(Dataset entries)
<<<<
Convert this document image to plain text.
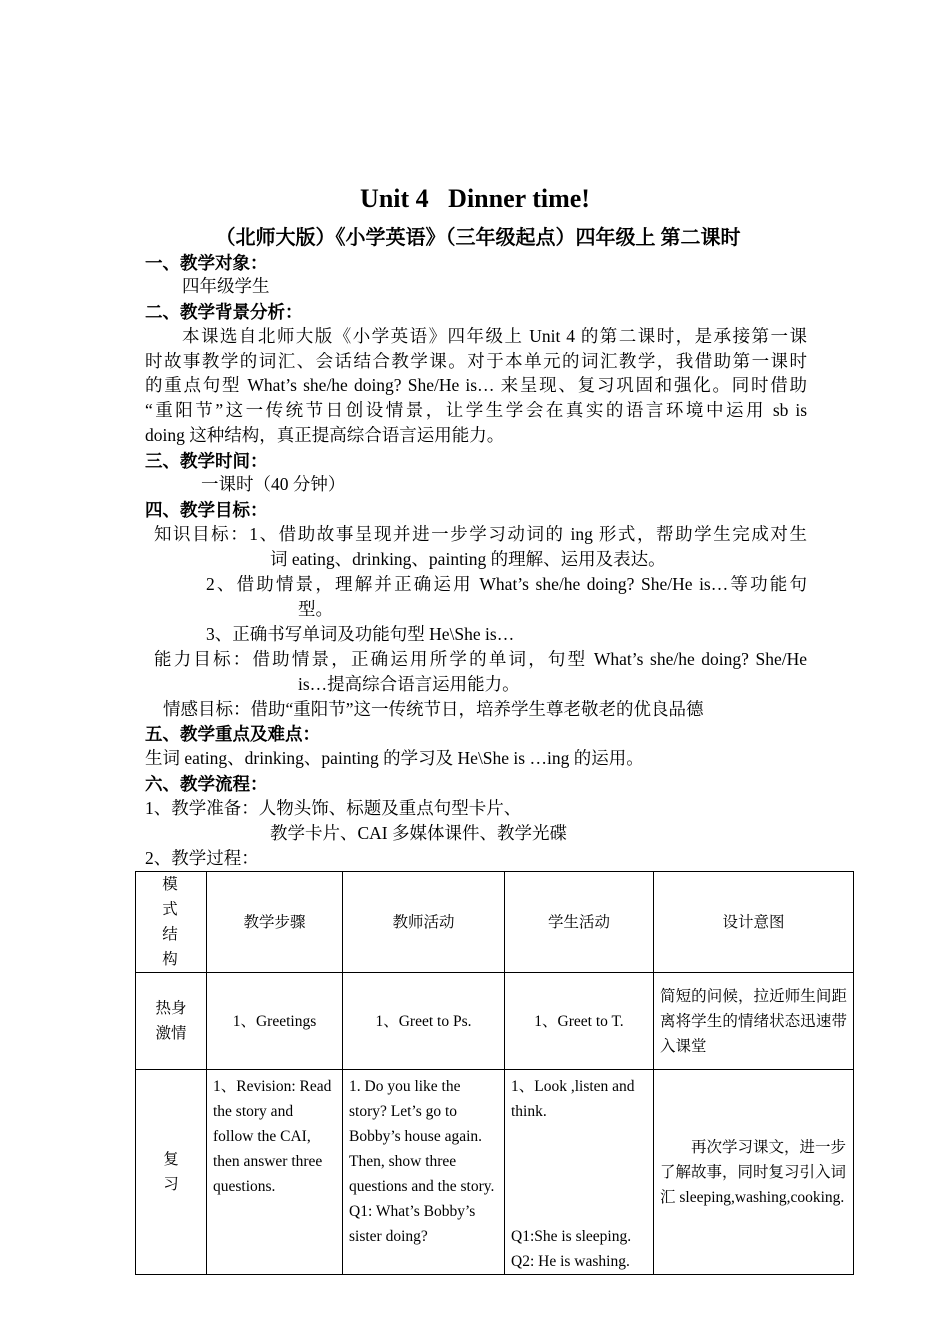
Unit 4   Dinner time!
（北师大版）《小学英语》（三年级起点）四年级上 第二课时
一、教学对象：
四年级学生
二、教学背景分析：
本课选自北师大版《小学英语》四年级上 Unit 4 的第二课时，是承接第一课
时故事教学的词汇、会话结合教学课。对于本单元的词汇教学，我借助第一课时
的重点句型 What’s she/he doing? She/He is… 来呈现、复习巩固和强化。同时借助
“重阳节”这一传统节日创设情景，让学生学会在真实的语言环境中运用 sb is
doing 这种结构，真正提高综合语言运用能力。
三、教学时间：
一课时（40 分钟）
四、教学目标：
知识目标：1、借助故事呈现并进一步学习动词的 ing 形式，帮助学生完成对生
词 eating、drinking、painting 的理解、运用及表达。
2、借助情景，理解并正确运用 What’s she/he doing? She/He is…等功能句
型。
3、正确书写单词及功能句型 He\She is…
能力目标：借助情景，正确运用所学的单词，句型 What’s she/he doing? She/He
is…提高综合语言运用能力。
情感目标：借助“重阳节”这一传统节日，培养学生尊老敬老的优良品德
五、教学重点及难点：
生词 eating、drinking、painting 的学习及 He\She is …ing 的运用。
六、教学流程：
1、教学准备：人物头饰、标题及重点句型卡片、
教学卡片、CAI 多媒体课件、教学光碟
2、教学过程：
模 式 结 构	教学步骤	教师活动	学生活动	设计意图

热身 激情	1、Greetings	1、Greet to Ps.	1、Greet to T.	简短的问候，拉近师生间距离将学生的情绪状态迅速带入课堂

复 习	1、Revision: Read the story and follow the CAI, then answer three questions.	1. Do you like the story? Let’s go to Bobby’s house again. Then, show three questions and the story. Q1: What’s Bobby’s sister doing?	1、Look ,listen and think.
Q1:She is sleeping.
Q2: He is washing.	再次学习课文，进一步了解故事，同时复习引入词汇 sleeping,washing,cooking.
>>>>
Task goal:
Ignore the images and quote every line of the listing exactly.

Answer to the problem:
Convert this document image to plain text.
Unit 4   Dinner time!
（北师大版）《小学英语》（三年级起点）四年级上 第二课时
一、教学对象：
四年级学生
二、教学背景分析：
本课选自北师大版《小学英语》四年级上 Unit 4 的第二课时，是承接第一课
时故事教学的词汇、会话结合教学课。对于本单元的词汇教学，我借助第一课时
的重点句型 What’s she/he doing? She/He is… 来呈现、复习巩固和强化。同时借助
“重阳节”这一传统节日创设情景，让学生学会在真实的语言环境中运用 sb is
doing 这种结构，真正提高综合语言运用能力。
三、教学时间：
一课时（40 分钟）
四、教学目标：
知识目标：1、借助故事呈现并进一步学习动词的 ing 形式，帮助学生完成对生
词 eating、drinking、painting 的理解、运用及表达。
2、借助情景，理解并正确运用 What’s she/he doing? She/He is…等功能句
型。
3、正确书写单词及功能句型 He\She is…
能力目标：借助情景，正确运用所学的单词，句型 What’s she/he doing? She/He
is…提高综合语言运用能力。
情感目标：借助“重阳节”这一传统节日，培养学生尊老敬老的优良品德
五、教学重点及难点：
生词 eating、drinking、painting 的学习及 He\She is …ing 的运用。
六、教学流程：
1、教学准备：人物头饰、标题及重点句型卡片、
教学卡片、CAI 多媒体课件、教学光碟
2、教学过程：
模 式 结 构	教学步骤	教师活动	学生活动	设计意图

热身 激情	1、Greetings	1、Greet to Ps.	1、Greet to T.	简短的问候，拉近师生间距离将学生的情绪状态迅速带入课堂

复 习	1、Revision: Read the story and follow the CAI, then answer three questions.	1. Do you like the story? Let’s go to Bobby’s house again. Then, show three questions and the story. Q1: What’s Bobby’s sister doing?	1、Look ,listen and think.
Q1:She is sleeping.
Q2: He is washing.	再次学习课文，进一步了解故事，同时复习引入词汇 sleeping,washing,cooking.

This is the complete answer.